(Recorded data)
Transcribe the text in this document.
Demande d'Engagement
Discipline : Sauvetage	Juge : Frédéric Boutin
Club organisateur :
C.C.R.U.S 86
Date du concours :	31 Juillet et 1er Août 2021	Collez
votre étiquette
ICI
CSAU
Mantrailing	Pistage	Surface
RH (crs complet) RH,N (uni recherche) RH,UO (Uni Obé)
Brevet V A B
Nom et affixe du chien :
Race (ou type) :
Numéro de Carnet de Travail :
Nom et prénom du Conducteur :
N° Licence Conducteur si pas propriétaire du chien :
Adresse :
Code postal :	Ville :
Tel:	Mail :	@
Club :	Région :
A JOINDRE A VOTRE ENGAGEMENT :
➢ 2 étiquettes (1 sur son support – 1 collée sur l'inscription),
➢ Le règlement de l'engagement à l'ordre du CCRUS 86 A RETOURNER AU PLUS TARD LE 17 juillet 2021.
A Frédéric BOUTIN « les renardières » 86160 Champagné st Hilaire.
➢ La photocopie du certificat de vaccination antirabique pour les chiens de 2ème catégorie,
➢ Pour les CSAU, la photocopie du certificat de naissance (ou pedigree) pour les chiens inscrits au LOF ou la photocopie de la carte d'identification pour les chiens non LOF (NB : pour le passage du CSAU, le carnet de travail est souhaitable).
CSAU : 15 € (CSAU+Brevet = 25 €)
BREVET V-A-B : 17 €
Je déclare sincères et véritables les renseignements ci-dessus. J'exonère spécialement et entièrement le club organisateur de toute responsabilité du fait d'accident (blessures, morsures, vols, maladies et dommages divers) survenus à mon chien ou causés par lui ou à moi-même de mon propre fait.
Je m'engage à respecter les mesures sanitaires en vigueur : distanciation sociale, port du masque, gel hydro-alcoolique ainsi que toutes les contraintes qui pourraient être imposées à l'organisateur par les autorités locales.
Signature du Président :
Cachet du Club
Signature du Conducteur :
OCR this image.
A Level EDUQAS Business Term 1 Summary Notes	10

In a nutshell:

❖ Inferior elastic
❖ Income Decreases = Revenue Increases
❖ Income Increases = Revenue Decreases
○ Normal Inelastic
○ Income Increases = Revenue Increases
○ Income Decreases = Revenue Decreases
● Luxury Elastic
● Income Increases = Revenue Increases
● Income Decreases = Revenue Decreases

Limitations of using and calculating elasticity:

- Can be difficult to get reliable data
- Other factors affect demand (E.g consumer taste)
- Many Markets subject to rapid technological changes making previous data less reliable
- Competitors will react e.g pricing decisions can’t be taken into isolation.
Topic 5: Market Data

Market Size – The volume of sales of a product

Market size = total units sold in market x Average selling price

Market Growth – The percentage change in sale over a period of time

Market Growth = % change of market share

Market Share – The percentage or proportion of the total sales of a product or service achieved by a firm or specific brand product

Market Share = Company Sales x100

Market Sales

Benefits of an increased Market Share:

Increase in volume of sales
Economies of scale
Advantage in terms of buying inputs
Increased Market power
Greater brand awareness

What you should do:
Copy out every line where the word "Conducteur" occurs.

Solution:
Nom et prénom du Conducteur :
N° Licence Conducteur si pas propriétaire du chien :
Signature du Conducteur :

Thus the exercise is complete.